> _Instructions for the task_: Across the entries below, count the lines in which the word "сумме" occurs. Reply with the count alone.

(Collected data)
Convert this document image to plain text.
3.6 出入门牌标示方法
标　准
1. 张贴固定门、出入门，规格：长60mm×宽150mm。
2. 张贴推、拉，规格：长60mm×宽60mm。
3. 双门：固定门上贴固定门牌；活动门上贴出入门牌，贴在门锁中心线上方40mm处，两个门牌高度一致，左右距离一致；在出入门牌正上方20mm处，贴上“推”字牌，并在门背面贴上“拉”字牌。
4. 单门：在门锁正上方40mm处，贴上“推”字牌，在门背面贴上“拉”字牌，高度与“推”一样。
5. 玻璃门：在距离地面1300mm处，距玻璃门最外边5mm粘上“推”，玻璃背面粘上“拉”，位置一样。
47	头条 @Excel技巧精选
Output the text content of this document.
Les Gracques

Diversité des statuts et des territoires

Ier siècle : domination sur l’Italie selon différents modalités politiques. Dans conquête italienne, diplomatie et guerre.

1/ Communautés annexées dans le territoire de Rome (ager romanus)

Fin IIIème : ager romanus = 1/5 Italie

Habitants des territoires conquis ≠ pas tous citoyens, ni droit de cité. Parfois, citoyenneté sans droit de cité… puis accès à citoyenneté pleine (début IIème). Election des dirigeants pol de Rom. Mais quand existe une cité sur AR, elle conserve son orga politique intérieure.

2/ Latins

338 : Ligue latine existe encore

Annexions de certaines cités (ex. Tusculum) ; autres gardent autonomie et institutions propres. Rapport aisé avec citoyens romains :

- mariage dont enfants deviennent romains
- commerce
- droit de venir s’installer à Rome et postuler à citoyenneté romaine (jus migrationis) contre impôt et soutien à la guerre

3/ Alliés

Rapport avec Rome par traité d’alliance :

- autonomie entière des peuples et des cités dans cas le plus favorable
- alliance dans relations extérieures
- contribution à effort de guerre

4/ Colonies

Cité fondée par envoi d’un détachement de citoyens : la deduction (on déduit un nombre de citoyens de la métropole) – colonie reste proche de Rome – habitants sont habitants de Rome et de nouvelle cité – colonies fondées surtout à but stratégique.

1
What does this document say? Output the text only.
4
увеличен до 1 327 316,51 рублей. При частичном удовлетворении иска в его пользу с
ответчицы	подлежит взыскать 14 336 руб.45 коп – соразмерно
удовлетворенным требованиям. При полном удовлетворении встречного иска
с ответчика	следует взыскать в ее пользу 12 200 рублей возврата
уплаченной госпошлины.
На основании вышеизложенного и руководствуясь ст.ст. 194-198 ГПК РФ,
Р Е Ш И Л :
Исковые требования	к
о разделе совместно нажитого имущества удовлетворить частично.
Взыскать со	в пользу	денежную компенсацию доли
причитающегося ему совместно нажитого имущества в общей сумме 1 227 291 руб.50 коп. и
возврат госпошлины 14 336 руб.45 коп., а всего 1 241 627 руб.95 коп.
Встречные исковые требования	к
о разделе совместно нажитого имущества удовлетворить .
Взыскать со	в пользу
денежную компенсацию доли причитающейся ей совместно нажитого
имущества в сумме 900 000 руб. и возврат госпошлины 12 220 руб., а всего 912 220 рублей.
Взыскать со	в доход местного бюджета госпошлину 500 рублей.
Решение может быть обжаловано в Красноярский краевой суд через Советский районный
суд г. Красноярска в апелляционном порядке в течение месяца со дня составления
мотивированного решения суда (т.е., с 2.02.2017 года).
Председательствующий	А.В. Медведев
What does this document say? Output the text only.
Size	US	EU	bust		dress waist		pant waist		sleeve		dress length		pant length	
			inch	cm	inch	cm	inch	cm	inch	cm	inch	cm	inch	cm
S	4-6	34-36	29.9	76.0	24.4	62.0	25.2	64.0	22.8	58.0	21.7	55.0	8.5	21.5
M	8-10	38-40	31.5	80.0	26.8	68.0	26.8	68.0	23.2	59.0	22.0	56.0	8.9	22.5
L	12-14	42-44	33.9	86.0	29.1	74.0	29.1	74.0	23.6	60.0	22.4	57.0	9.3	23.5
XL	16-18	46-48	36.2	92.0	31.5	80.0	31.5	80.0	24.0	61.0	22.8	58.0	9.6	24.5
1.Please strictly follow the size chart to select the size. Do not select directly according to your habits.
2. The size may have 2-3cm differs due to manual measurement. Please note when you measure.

> _Reply to the exercise_: 2